> **Stated task**
Rename every "read-more-link" to "continue-reading-link" in the entries below, and write out all the lines again with nothing else changed.

╭──

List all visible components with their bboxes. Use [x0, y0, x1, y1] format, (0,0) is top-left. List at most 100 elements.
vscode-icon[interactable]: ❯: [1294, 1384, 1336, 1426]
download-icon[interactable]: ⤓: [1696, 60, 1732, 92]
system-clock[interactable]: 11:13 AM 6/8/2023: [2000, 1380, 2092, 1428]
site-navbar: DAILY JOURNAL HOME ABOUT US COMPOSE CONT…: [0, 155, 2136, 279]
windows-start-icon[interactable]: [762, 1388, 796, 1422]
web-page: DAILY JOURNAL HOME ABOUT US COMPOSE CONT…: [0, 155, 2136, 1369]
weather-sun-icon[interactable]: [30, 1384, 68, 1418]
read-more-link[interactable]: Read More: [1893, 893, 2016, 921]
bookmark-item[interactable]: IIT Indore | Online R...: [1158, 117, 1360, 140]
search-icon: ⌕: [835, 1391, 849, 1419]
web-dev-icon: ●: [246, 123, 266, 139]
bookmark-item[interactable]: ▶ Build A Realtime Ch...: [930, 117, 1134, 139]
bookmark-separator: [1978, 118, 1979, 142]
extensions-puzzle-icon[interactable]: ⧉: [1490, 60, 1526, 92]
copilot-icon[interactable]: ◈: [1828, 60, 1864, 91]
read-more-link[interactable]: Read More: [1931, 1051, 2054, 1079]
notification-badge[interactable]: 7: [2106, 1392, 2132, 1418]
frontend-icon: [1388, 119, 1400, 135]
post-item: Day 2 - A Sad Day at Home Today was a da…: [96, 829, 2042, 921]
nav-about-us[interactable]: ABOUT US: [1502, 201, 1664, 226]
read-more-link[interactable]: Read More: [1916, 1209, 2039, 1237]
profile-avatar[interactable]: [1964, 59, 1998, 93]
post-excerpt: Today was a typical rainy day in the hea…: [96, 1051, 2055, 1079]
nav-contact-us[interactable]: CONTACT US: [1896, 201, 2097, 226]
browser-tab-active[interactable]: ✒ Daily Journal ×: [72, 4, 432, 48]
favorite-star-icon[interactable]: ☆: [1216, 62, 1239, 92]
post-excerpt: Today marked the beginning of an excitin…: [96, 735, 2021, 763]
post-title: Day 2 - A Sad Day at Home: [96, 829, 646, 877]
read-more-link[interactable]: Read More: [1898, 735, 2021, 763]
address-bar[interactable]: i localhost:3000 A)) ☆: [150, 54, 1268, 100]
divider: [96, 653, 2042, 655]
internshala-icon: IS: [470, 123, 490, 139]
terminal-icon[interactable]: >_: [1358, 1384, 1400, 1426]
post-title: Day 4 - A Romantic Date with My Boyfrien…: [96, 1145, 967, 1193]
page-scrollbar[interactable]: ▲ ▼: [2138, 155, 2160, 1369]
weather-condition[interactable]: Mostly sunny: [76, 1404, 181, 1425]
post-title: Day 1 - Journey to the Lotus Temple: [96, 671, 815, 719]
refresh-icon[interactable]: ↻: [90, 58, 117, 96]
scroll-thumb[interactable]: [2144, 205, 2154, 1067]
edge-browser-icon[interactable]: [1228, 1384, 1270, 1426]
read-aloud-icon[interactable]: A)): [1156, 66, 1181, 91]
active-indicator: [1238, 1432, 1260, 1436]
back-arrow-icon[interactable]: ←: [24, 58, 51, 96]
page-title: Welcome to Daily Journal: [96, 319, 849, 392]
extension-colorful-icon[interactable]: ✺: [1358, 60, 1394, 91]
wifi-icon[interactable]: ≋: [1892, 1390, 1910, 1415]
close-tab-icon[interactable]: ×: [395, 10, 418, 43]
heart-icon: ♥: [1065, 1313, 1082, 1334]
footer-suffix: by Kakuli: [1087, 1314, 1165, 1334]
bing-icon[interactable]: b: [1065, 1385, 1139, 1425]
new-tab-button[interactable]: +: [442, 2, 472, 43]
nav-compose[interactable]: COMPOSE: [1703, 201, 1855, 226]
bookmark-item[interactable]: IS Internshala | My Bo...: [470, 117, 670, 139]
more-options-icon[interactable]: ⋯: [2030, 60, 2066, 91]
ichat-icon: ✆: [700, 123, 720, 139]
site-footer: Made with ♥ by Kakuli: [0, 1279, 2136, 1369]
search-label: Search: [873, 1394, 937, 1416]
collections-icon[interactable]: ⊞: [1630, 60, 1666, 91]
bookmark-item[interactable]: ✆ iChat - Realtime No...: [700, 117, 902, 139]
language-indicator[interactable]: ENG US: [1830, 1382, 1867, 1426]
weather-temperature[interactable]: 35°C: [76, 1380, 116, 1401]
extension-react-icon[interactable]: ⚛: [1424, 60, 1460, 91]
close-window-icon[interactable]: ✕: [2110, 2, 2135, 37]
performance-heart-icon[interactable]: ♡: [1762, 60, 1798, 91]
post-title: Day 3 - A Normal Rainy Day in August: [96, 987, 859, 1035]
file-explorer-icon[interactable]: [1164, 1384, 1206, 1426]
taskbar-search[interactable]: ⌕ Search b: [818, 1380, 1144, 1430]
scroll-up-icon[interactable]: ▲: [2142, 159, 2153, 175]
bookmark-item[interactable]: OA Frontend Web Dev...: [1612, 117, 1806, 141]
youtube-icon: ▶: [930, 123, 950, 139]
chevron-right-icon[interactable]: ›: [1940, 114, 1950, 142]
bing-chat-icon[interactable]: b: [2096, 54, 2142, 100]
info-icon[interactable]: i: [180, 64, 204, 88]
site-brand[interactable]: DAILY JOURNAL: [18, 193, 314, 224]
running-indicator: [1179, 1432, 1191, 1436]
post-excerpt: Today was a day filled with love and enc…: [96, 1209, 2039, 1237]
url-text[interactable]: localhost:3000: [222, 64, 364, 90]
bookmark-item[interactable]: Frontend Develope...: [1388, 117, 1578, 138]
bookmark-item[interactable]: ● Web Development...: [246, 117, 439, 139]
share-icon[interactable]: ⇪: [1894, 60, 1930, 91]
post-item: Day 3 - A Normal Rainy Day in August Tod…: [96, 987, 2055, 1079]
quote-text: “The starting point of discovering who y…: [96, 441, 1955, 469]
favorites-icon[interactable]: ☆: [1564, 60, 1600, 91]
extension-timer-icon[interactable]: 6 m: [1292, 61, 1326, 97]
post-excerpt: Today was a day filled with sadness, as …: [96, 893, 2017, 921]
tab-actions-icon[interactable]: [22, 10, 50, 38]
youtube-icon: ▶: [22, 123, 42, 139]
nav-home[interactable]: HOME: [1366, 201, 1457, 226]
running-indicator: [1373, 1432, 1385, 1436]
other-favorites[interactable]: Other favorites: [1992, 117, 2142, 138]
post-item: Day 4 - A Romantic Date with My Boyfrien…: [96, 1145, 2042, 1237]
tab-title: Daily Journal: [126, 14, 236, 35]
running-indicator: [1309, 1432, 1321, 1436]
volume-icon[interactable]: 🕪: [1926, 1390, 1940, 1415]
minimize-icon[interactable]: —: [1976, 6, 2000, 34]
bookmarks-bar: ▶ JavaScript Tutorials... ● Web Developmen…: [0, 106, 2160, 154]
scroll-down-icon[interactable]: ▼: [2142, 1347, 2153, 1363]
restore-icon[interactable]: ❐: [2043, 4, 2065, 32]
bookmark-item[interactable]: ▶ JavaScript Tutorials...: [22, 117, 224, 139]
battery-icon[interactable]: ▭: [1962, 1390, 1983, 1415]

╰──

> **The solution**
List all visible components with their bboxes. Use [x0, y0, x1, y1] format, (0,0) is top-left. List at most 100 elements.
vscode-icon[interactable]: ❯: [1294, 1384, 1336, 1426]
download-icon[interactable]: ⤓: [1696, 60, 1732, 92]
system-clock[interactable]: 11:13 AM 6/8/2023: [2000, 1380, 2092, 1428]
site-navbar: DAILY JOURNAL HOME ABOUT US COMPOSE CONT…: [0, 155, 2136, 279]
windows-start-icon[interactable]: [762, 1388, 796, 1422]
web-page: DAILY JOURNAL HOME ABOUT US COMPOSE CONT…: [0, 155, 2136, 1369]
weather-sun-icon[interactable]: [30, 1384, 68, 1418]
continue-reading-link[interactable]: Read More: [1893, 893, 2016, 921]
bookmark-item[interactable]: IIT Indore | Online R...: [1158, 117, 1360, 140]
search-icon: ⌕: [835, 1391, 849, 1419]
web-dev-icon: ●: [246, 123, 266, 139]
bookmark-item[interactable]: ▶ Build A Realtime Ch...: [930, 117, 1134, 139]
bookmark-separator: [1978, 118, 1979, 142]
extensions-puzzle-icon[interactable]: ⧉: [1490, 60, 1526, 92]
copilot-icon[interactable]: ◈: [1828, 60, 1864, 91]
continue-reading-link[interactable]: Read More: [1931, 1051, 2054, 1079]
notification-badge[interactable]: 7: [2106, 1392, 2132, 1418]
frontend-icon: [1388, 119, 1400, 135]
post-item: Day 2 - A Sad Day at Home Today was a da…: [96, 829, 2042, 921]
nav-about-us[interactable]: ABOUT US: [1502, 201, 1664, 226]
continue-reading-link[interactable]: Read More: [1916, 1209, 2039, 1237]
profile-avatar[interactable]: [1964, 59, 1998, 93]
post-excerpt: Today was a typical rainy day in the hea…: [96, 1051, 2055, 1079]
nav-contact-us[interactable]: CONTACT US: [1896, 201, 2097, 226]
browser-tab-active[interactable]: ✒ Daily Journal ×: [72, 4, 432, 48]
favorite-star-icon[interactable]: ☆: [1216, 62, 1239, 92]
post-excerpt: Today marked the beginning of an excitin…: [96, 735, 2021, 763]
post-title: Day 2 - A Sad Day at Home: [96, 829, 646, 877]
continue-reading-link[interactable]: Read More: [1898, 735, 2021, 763]
address-bar[interactable]: i localhost:3000 A)) ☆: [150, 54, 1268, 100]
divider: [96, 653, 2042, 655]
internshala-icon: IS: [470, 123, 490, 139]
terminal-icon[interactable]: >_: [1358, 1384, 1400, 1426]
post-title: Day 4 - A Romantic Date with My Boyfrien…: [96, 1145, 967, 1193]
page-scrollbar[interactable]: ▲ ▼: [2138, 155, 2160, 1369]
weather-condition[interactable]: Mostly sunny: [76, 1404, 181, 1425]
post-title: Day 1 - Journey to the Lotus Temple: [96, 671, 815, 719]
refresh-icon[interactable]: ↻: [90, 58, 117, 96]
scroll-thumb[interactable]: [2144, 205, 2154, 1067]
edge-browser-icon[interactable]: [1228, 1384, 1270, 1426]
read-aloud-icon[interactable]: A)): [1156, 66, 1181, 91]
active-indicator: [1238, 1432, 1260, 1436]
back-arrow-icon[interactable]: ←: [24, 58, 51, 96]
page-title: Welcome to Daily Journal: [96, 319, 849, 392]
extension-colorful-icon[interactable]: ✺: [1358, 60, 1394, 91]
wifi-icon[interactable]: ≋: [1892, 1390, 1910, 1415]
close-tab-icon[interactable]: ×: [395, 10, 418, 43]
heart-icon: ♥: [1065, 1313, 1082, 1334]
footer-suffix: by Kakuli: [1087, 1314, 1165, 1334]
bing-icon[interactable]: b: [1065, 1385, 1139, 1425]
new-tab-button[interactable]: +: [442, 2, 472, 43]
nav-compose[interactable]: COMPOSE: [1703, 201, 1855, 226]
bookmark-item[interactable]: IS Internshala | My Bo...: [470, 117, 670, 139]
more-options-icon[interactable]: ⋯: [2030, 60, 2066, 91]
ichat-icon: ✆: [700, 123, 720, 139]
site-footer: Made with ♥ by Kakuli: [0, 1279, 2136, 1369]
search-label: Search: [873, 1394, 937, 1416]
collections-icon[interactable]: ⊞: [1630, 60, 1666, 91]
bookmark-item[interactable]: ✆ iChat - Realtime No...: [700, 117, 902, 139]
language-indicator[interactable]: ENG US: [1830, 1382, 1867, 1426]
weather-temperature[interactable]: 35°C: [76, 1380, 116, 1401]
extension-react-icon[interactable]: ⚛: [1424, 60, 1460, 91]
close-window-icon[interactable]: ✕: [2110, 2, 2135, 37]
performance-heart-icon[interactable]: ♡: [1762, 60, 1798, 91]
post-title: Day 3 - A Normal Rainy Day in August: [96, 987, 859, 1035]
file-explorer-icon[interactable]: [1164, 1384, 1206, 1426]
taskbar-search[interactable]: ⌕ Search b: [818, 1380, 1144, 1430]
scroll-up-icon[interactable]: ▲: [2142, 159, 2153, 175]
bookmark-item[interactable]: OA Frontend Web Dev...: [1612, 117, 1806, 141]
youtube-icon: ▶: [930, 123, 950, 139]
chevron-right-icon[interactable]: ›: [1940, 114, 1950, 142]
bing-chat-icon[interactable]: b: [2096, 54, 2142, 100]
info-icon[interactable]: i: [180, 64, 204, 88]
site-brand[interactable]: DAILY JOURNAL: [18, 193, 314, 224]
running-indicator: [1179, 1432, 1191, 1436]
post-excerpt: Today was a day filled with love and enc…: [96, 1209, 2039, 1237]
url-text[interactable]: localhost:3000: [222, 64, 364, 90]
bookmark-item[interactable]: Frontend Develope...: [1388, 117, 1578, 138]
bookmark-item[interactable]: ● Web Development...: [246, 117, 439, 139]
share-icon[interactable]: ⇪: [1894, 60, 1930, 91]
post-item: Day 3 - A Normal Rainy Day in August Tod…: [96, 987, 2055, 1079]
quote-text: “The starting point of discovering who y…: [96, 441, 1955, 469]
favorites-icon[interactable]: ☆: [1564, 60, 1600, 91]
extension-timer-icon[interactable]: 6 m: [1292, 61, 1326, 97]
post-excerpt: Today was a day filled with sadness, as …: [96, 893, 2017, 921]
tab-actions-icon[interactable]: [22, 10, 50, 38]
youtube-icon: ▶: [22, 123, 42, 139]
nav-home[interactable]: HOME: [1366, 201, 1457, 226]
running-indicator: [1373, 1432, 1385, 1436]
other-favorites[interactable]: Other favorites: [1992, 117, 2142, 138]
post-item: Day 4 - A Romantic Date with My Boyfrien…: [96, 1145, 2042, 1237]
tab-title: Daily Journal: [126, 14, 236, 35]
running-indicator: [1309, 1432, 1321, 1436]
volume-icon[interactable]: 🕪: [1926, 1390, 1940, 1415]
minimize-icon[interactable]: —: [1976, 6, 2000, 34]
bookmarks-bar: ▶ JavaScript Tutorials... ● Web Developmen…: [0, 106, 2160, 154]
scroll-down-icon[interactable]: ▼: [2142, 1347, 2153, 1363]
restore-icon[interactable]: ❐: [2043, 4, 2065, 32]
bookmark-item[interactable]: ▶ JavaScript Tutorials...: [22, 117, 224, 139]
battery-icon[interactable]: ▭: [1962, 1390, 1983, 1415]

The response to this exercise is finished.